##### Information provided

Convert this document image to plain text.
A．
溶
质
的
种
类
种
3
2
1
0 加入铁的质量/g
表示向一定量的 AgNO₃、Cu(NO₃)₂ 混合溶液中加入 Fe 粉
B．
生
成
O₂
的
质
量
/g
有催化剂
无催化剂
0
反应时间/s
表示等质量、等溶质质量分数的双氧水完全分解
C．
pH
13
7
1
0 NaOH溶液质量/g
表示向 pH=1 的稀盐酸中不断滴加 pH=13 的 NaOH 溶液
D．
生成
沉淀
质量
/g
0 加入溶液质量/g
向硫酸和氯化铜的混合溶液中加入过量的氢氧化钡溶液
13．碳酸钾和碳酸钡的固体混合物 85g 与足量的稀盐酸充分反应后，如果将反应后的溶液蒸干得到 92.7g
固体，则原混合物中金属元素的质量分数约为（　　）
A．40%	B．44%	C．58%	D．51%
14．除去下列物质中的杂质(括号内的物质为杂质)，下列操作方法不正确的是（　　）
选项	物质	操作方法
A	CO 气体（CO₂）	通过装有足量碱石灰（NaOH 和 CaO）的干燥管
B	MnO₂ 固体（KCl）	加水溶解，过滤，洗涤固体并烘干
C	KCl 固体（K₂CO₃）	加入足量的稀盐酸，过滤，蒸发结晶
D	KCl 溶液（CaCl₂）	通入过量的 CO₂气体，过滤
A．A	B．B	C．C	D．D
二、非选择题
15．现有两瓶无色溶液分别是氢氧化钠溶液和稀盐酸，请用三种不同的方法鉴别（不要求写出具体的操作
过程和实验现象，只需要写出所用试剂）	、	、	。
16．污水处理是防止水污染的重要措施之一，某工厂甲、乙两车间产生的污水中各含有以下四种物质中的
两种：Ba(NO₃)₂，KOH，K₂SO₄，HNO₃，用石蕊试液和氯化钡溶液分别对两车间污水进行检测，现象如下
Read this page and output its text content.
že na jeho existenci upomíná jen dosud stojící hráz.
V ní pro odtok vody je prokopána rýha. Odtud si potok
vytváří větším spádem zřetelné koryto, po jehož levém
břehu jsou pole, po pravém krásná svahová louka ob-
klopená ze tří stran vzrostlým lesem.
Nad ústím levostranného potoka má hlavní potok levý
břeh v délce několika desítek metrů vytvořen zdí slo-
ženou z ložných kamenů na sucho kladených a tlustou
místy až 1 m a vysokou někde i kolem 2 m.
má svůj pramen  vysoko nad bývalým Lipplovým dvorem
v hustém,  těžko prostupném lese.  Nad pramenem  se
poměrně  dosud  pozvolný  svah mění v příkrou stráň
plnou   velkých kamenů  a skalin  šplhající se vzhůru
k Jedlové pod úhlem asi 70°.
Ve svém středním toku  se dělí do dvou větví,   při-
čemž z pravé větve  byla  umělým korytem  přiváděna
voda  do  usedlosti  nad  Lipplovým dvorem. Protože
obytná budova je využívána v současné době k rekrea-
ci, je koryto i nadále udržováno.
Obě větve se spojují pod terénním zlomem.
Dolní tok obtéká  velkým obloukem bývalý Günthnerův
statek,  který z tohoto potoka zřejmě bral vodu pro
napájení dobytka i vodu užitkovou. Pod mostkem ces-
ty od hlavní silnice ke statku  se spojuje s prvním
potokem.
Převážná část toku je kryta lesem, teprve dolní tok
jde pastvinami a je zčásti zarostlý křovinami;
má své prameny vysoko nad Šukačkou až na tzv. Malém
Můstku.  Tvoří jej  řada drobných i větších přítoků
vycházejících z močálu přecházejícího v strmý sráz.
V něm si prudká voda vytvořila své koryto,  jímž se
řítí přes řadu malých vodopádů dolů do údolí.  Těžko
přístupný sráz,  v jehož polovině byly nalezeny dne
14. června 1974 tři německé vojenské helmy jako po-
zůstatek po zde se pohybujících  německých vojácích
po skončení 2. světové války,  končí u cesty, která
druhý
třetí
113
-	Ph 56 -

##########

Prompt >>
Retype every record above exactly as written.

Solution to the exercise >>
Convert this document image to plain text.
A．
溶
质
的
种
类
种
3
2
1
0 加入铁的质量/g
表示向一定量的 AgNO₃、Cu(NO₃)₂ 混合溶液中加入 Fe 粉
B．
生
成
O₂
的
质
量
/g
有催化剂
无催化剂
0
反应时间/s
表示等质量、等溶质质量分数的双氧水完全分解
C．
pH
13
7
1
0 NaOH溶液质量/g
表示向 pH=1 的稀盐酸中不断滴加 pH=13 的 NaOH 溶液
D．
生成
沉淀
质量
/g
0 加入溶液质量/g
向硫酸和氯化铜的混合溶液中加入过量的氢氧化钡溶液
13．碳酸钾和碳酸钡的固体混合物 85g 与足量的稀盐酸充分反应后，如果将反应后的溶液蒸干得到 92.7g
固体，则原混合物中金属元素的质量分数约为（　　）
A．40%	B．44%	C．58%	D．51%
14．除去下列物质中的杂质(括号内的物质为杂质)，下列操作方法不正确的是（　　）
选项	物质	操作方法
A	CO 气体（CO₂）	通过装有足量碱石灰（NaOH 和 CaO）的干燥管
B	MnO₂ 固体（KCl）	加水溶解，过滤，洗涤固体并烘干
C	KCl 固体（K₂CO₃）	加入足量的稀盐酸，过滤，蒸发结晶
D	KCl 溶液（CaCl₂）	通入过量的 CO₂气体，过滤
A．A	B．B	C．C	D．D
二、非选择题
15．现有两瓶无色溶液分别是氢氧化钠溶液和稀盐酸，请用三种不同的方法鉴别（不要求写出具体的操作
过程和实验现象，只需要写出所用试剂）	、	、	。
16．污水处理是防止水污染的重要措施之一，某工厂甲、乙两车间产生的污水中各含有以下四种物质中的
两种：Ba(NO₃)₂，KOH，K₂SO₄，HNO₃，用石蕊试液和氯化钡溶液分别对两车间污水进行检测，现象如下
Read this page and output its text content.
že na jeho existenci upomíná jen dosud stojící hráz.
V ní pro odtok vody je prokopána rýha. Odtud si potok
vytváří větším spádem zřetelné koryto, po jehož levém
břehu jsou pole, po pravém krásná svahová louka ob-
klopená ze tří stran vzrostlým lesem.
Nad ústím levostranného potoka má hlavní potok levý
břeh v délce několika desítek metrů vytvořen zdí slo-
ženou z ložných kamenů na sucho kladených a tlustou
místy až 1 m a vysokou někde i kolem 2 m.
má svůj pramen  vysoko nad bývalým Lipplovým dvorem
v hustém,  těžko prostupném lese.  Nad pramenem  se
poměrně  dosud  pozvolný  svah mění v příkrou stráň
plnou   velkých kamenů  a skalin  šplhající se vzhůru
k Jedlové pod úhlem asi 70°.
Ve svém středním toku  se dělí do dvou větví,   při-
čemž z pravé větve  byla  umělým korytem  přiváděna
voda  do  usedlosti  nad  Lipplovým dvorem. Protože
obytná budova je využívána v současné době k rekrea-
ci, je koryto i nadále udržováno.
Obě větve se spojují pod terénním zlomem.
Dolní tok obtéká  velkým obloukem bývalý Günthnerův
statek,  který z tohoto potoka zřejmě bral vodu pro
napájení dobytka i vodu užitkovou. Pod mostkem ces-
ty od hlavní silnice ke statku  se spojuje s prvním
potokem.
Převážná část toku je kryta lesem, teprve dolní tok
jde pastvinami a je zčásti zarostlý křovinami;
má své prameny vysoko nad Šukačkou až na tzv. Malém
Můstku.  Tvoří jej  řada drobných i větších přítoků
vycházejících z močálu přecházejícího v strmý sráz.
V něm si prudká voda vytvořila své koryto,  jímž se
řítí přes řadu malých vodopádů dolů do údolí.  Těžko
přístupný sráz,  v jehož polovině byly nalezeny dne
14. června 1974 tři německé vojenské helmy jako po-
zůstatek po zde se pohybujících  německých vojácích
po skončení 2. světové války,  končí u cesty, která
druhý
třetí
113
-	Ph 56 -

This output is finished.